— BEGIN Material for the task —

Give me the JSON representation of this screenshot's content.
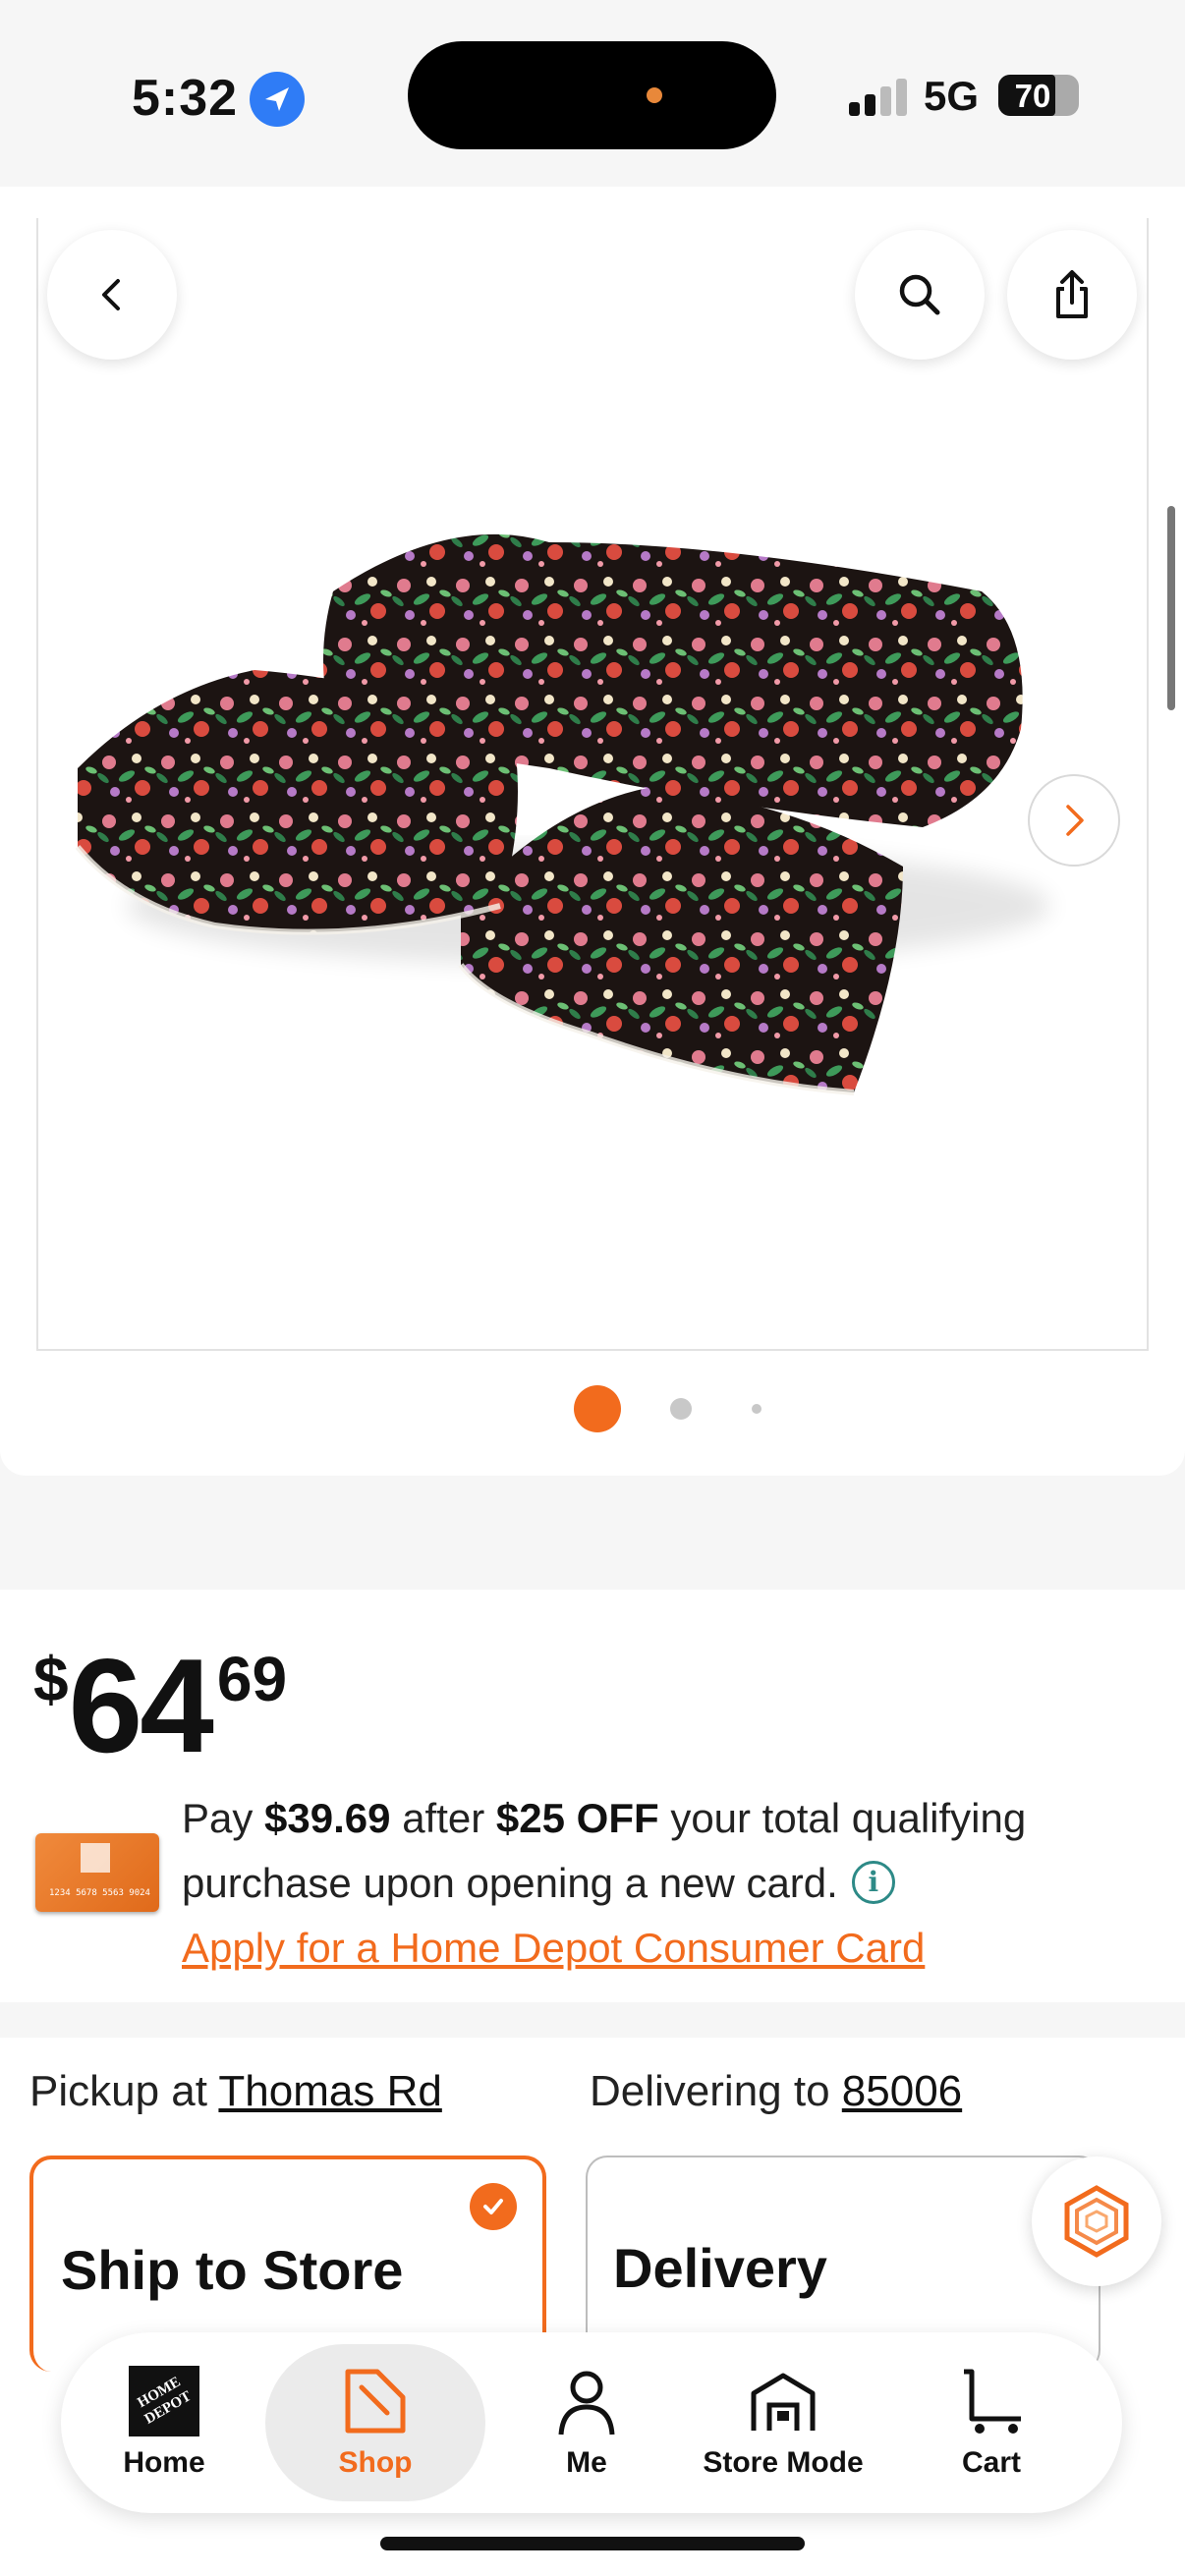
{
  "status_bar": {
    "time": "5:32",
    "network": "5G",
    "battery": "70"
  },
  "gallery": {
    "dot_count": 3,
    "active_dot": 0
  },
  "price": {
    "currency": "$",
    "dollars": "64",
    "cents": "69"
  },
  "promo": {
    "pay_prefix": "Pay",
    "pay_amount": "$39.69",
    "after": "after",
    "discount": "$25 OFF",
    "text_rest": "your total qualifying purchase upon opening a new card.",
    "info": "i",
    "apply_link": "Apply for a Home Depot Consumer Card",
    "card_number": "1234 5678 5563 9024"
  },
  "fulfillment": {
    "pickup_prefix": "Pickup at",
    "pickup_store": "Thomas Rd",
    "delivery_prefix": "Delivering to",
    "delivery_zip": "85006",
    "options": [
      {
        "title": "Ship to Store",
        "selected": true
      },
      {
        "title": "Delivery",
        "selected": false
      }
    ]
  },
  "tabs": [
    {
      "label": "Home",
      "icon": "home-depot-logo-icon"
    },
    {
      "label": "Shop",
      "icon": "shop-icon",
      "active": true
    },
    {
      "label": "Me",
      "icon": "person-icon"
    },
    {
      "label": "Store Mode",
      "icon": "store-icon"
    },
    {
      "label": "Cart",
      "icon": "cart-icon"
    }
  ],
  "colors": {
    "accent": "#f26b1d",
    "info_teal": "#2d8a87",
    "text": "#111111"
  }
}
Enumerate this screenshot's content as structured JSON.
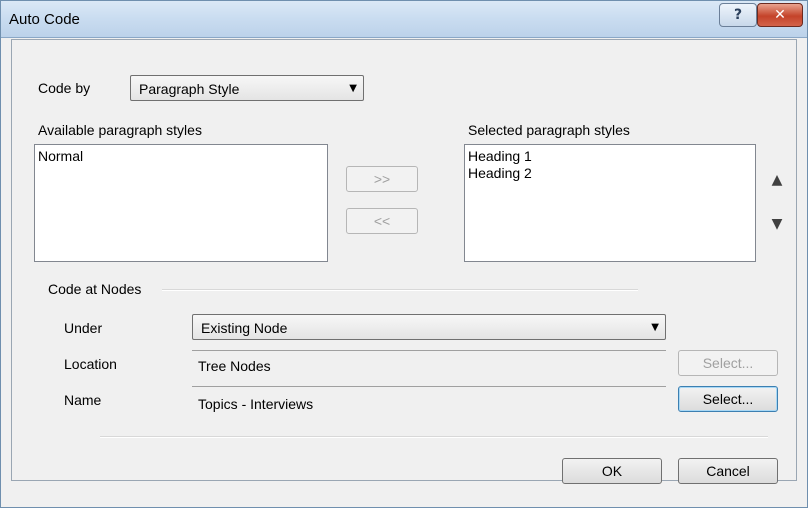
{
  "window": {
    "title": "Auto Code",
    "help_glyph": "?",
    "close_glyph": "✕"
  },
  "code_by": {
    "label": "Code by",
    "value": "Paragraph Style",
    "arrow_glyph": "▼"
  },
  "available": {
    "label": "Available paragraph styles",
    "items": [
      "Normal"
    ]
  },
  "selected": {
    "label": "Selected paragraph styles",
    "items": [
      "Heading 1",
      "Heading 2"
    ]
  },
  "transfer": {
    "add_label": ">>",
    "remove_label": "<<"
  },
  "order": {
    "up_glyph": "▲",
    "down_glyph": "▼"
  },
  "nodes": {
    "section_label": "Code at Nodes",
    "under_label": "Under",
    "under_value": "Existing Node",
    "under_arrow": "▼",
    "location_label": "Location",
    "location_value": "Tree Nodes",
    "location_select_label": "Select...",
    "name_label": "Name",
    "name_value": "Topics - Interviews",
    "name_select_label": "Select..."
  },
  "footer": {
    "ok_label": "OK",
    "cancel_label": "Cancel"
  }
}
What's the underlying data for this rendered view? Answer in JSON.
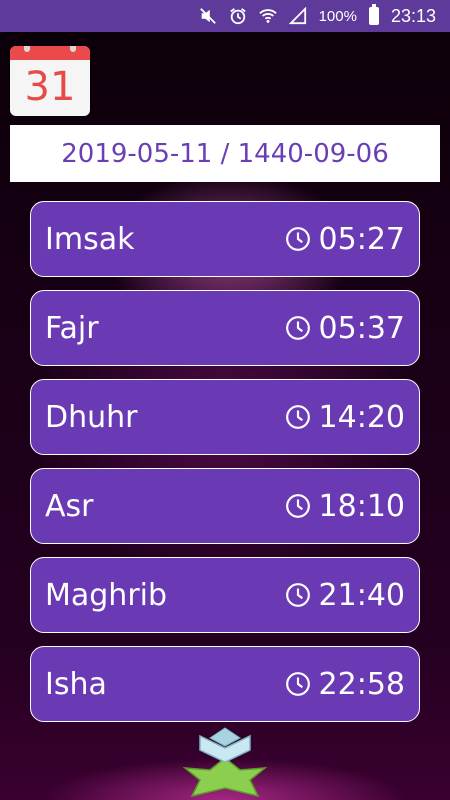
{
  "status_bar": {
    "battery_percent": "100%",
    "time": "23:13",
    "icons": [
      "mute-icon",
      "alarm-icon",
      "wifi-icon",
      "signal-icon",
      "battery-icon"
    ]
  },
  "calendar": {
    "day": "31"
  },
  "date_bar": {
    "text": "2019-05-11 / 1440-09-06"
  },
  "prayers": [
    {
      "name": "Imsak",
      "time": "05:27"
    },
    {
      "name": "Fajr",
      "time": "05:37"
    },
    {
      "name": "Dhuhr",
      "time": "14:20"
    },
    {
      "name": "Asr",
      "time": "18:10"
    },
    {
      "name": "Maghrib",
      "time": "21:40"
    },
    {
      "name": "Isha",
      "time": "22:58"
    }
  ],
  "colors": {
    "accent": "#6a3ab4",
    "status_bar": "#5e3b9a",
    "calendar_red": "#ea4a4a"
  }
}
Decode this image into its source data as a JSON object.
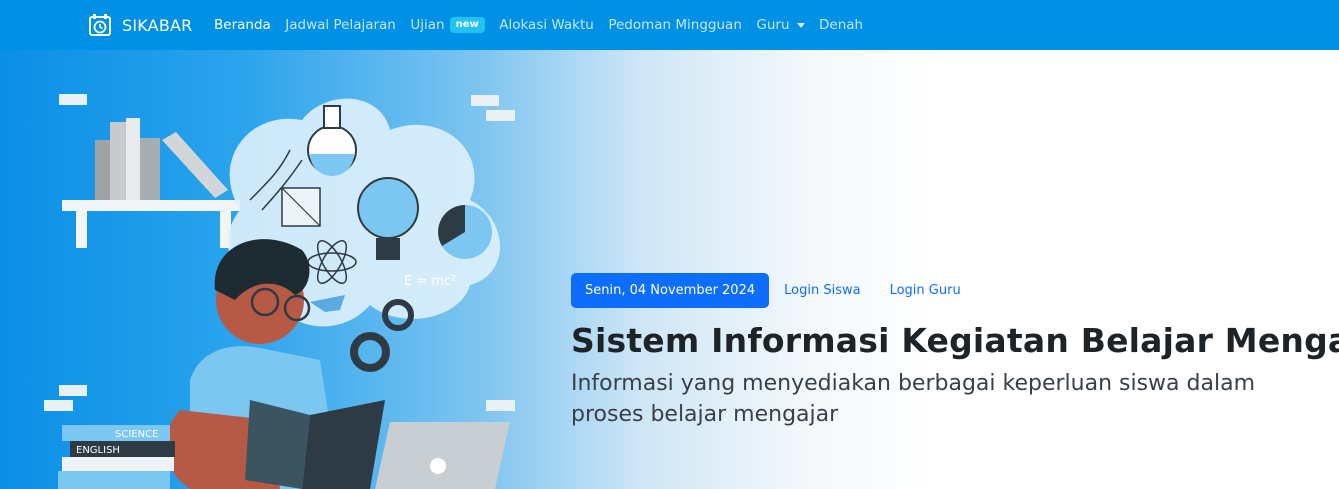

— END Material for the task —

Exercise: Locate all lines in the listing above with the word "data" and copy them.

Complete response:
What's the underlying data for this rendered view? Answer in JSON.
Decode this image into its source data as a JSON object.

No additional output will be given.